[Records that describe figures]
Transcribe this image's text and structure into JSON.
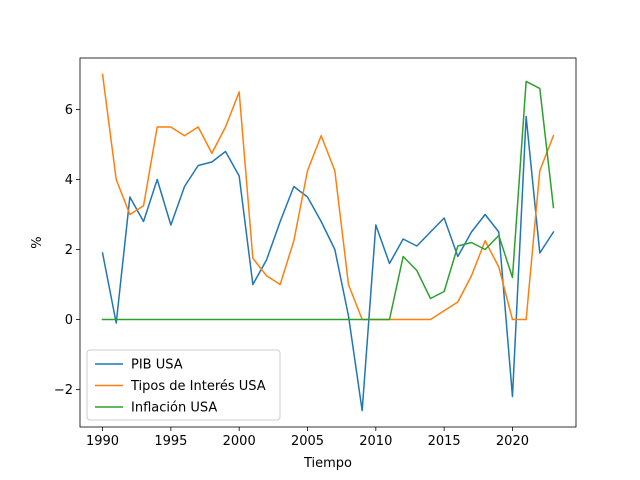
{
  "chart_data": {
    "type": "line",
    "title": "",
    "xlabel": "Tiempo",
    "ylabel": "%",
    "xlim": [
      1988.35,
      2024.65
    ],
    "ylim": [
      -3.07,
      7.47
    ],
    "xticks": [
      1990,
      1995,
      2000,
      2005,
      2010,
      2015,
      2020
    ],
    "yticks": [
      -2,
      0,
      2,
      4,
      6
    ],
    "ytick_labels": [
      "−2",
      "0",
      "2",
      "4",
      "6"
    ],
    "grid": false,
    "legend_position": "lower-left",
    "x": [
      1990,
      1991,
      1992,
      1993,
      1994,
      1995,
      1996,
      1997,
      1998,
      1999,
      2000,
      2001,
      2002,
      2003,
      2004,
      2005,
      2006,
      2007,
      2008,
      2009,
      2010,
      2011,
      2012,
      2013,
      2014,
      2015,
      2016,
      2017,
      2018,
      2019,
      2020,
      2021,
      2022,
      2023
    ],
    "series": [
      {
        "name": "PIB USA",
        "color": "#1f77b4",
        "values": [
          1.9,
          -0.1,
          3.5,
          2.8,
          4.0,
          2.7,
          3.8,
          4.4,
          4.5,
          4.8,
          4.1,
          1.0,
          1.7,
          2.8,
          3.8,
          3.5,
          2.8,
          2.0,
          0.1,
          -2.6,
          2.7,
          1.6,
          2.3,
          2.1,
          2.5,
          2.9,
          1.8,
          2.5,
          3.0,
          2.5,
          -2.2,
          5.8,
          1.9,
          2.5
        ]
      },
      {
        "name": "Tipos de Interés USA",
        "color": "#ff7f0e",
        "values": [
          7.0,
          4.0,
          3.0,
          3.25,
          5.5,
          5.5,
          5.25,
          5.5,
          4.75,
          5.5,
          6.5,
          1.75,
          1.25,
          1.0,
          2.25,
          4.25,
          5.25,
          4.25,
          1.0,
          0.0,
          0.0,
          0.0,
          0.0,
          0.0,
          0.0,
          0.25,
          0.5,
          1.25,
          2.25,
          1.5,
          0.0,
          0.0,
          4.25,
          5.25
        ]
      },
      {
        "name": "Inflación USA",
        "color": "#2ca02c",
        "values": [
          0,
          0,
          0,
          0,
          0,
          0,
          0,
          0,
          0,
          0,
          0,
          0,
          0,
          0,
          0,
          0,
          0,
          0,
          0,
          0,
          0,
          0,
          1.8,
          1.4,
          0.6,
          0.8,
          2.1,
          2.2,
          2.0,
          2.4,
          1.2,
          6.8,
          6.6,
          3.2
        ]
      }
    ]
  }
}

Work to complete: Return the listing above word for word, with the pictures removed.

Result of this task:
Transcribe this image's text and structure into JSON.
{
  "chart_data": {
    "type": "line",
    "title": "",
    "xlabel": "Tiempo",
    "ylabel": "%",
    "xlim": [
      1988.35,
      2024.65
    ],
    "ylim": [
      -3.07,
      7.47
    ],
    "xticks": [
      1990,
      1995,
      2000,
      2005,
      2010,
      2015,
      2020
    ],
    "yticks": [
      -2,
      0,
      2,
      4,
      6
    ],
    "ytick_labels": [
      "−2",
      "0",
      "2",
      "4",
      "6"
    ],
    "grid": false,
    "legend_position": "lower-left",
    "x": [
      1990,
      1991,
      1992,
      1993,
      1994,
      1995,
      1996,
      1997,
      1998,
      1999,
      2000,
      2001,
      2002,
      2003,
      2004,
      2005,
      2006,
      2007,
      2008,
      2009,
      2010,
      2011,
      2012,
      2013,
      2014,
      2015,
      2016,
      2017,
      2018,
      2019,
      2020,
      2021,
      2022,
      2023
    ],
    "series": [
      {
        "name": "PIB USA",
        "color": "#1f77b4",
        "values": [
          1.9,
          -0.1,
          3.5,
          2.8,
          4.0,
          2.7,
          3.8,
          4.4,
          4.5,
          4.8,
          4.1,
          1.0,
          1.7,
          2.8,
          3.8,
          3.5,
          2.8,
          2.0,
          0.1,
          -2.6,
          2.7,
          1.6,
          2.3,
          2.1,
          2.5,
          2.9,
          1.8,
          2.5,
          3.0,
          2.5,
          -2.2,
          5.8,
          1.9,
          2.5
        ]
      },
      {
        "name": "Tipos de Interés USA",
        "color": "#ff7f0e",
        "values": [
          7.0,
          4.0,
          3.0,
          3.25,
          5.5,
          5.5,
          5.25,
          5.5,
          4.75,
          5.5,
          6.5,
          1.75,
          1.25,
          1.0,
          2.25,
          4.25,
          5.25,
          4.25,
          1.0,
          0.0,
          0.0,
          0.0,
          0.0,
          0.0,
          0.0,
          0.25,
          0.5,
          1.25,
          2.25,
          1.5,
          0.0,
          0.0,
          4.25,
          5.25
        ]
      },
      {
        "name": "Inflación USA",
        "color": "#2ca02c",
        "values": [
          0,
          0,
          0,
          0,
          0,
          0,
          0,
          0,
          0,
          0,
          0,
          0,
          0,
          0,
          0,
          0,
          0,
          0,
          0,
          0,
          0,
          0,
          1.8,
          1.4,
          0.6,
          0.8,
          2.1,
          2.2,
          2.0,
          2.4,
          1.2,
          6.8,
          6.6,
          3.2
        ]
      }
    ]
  }
}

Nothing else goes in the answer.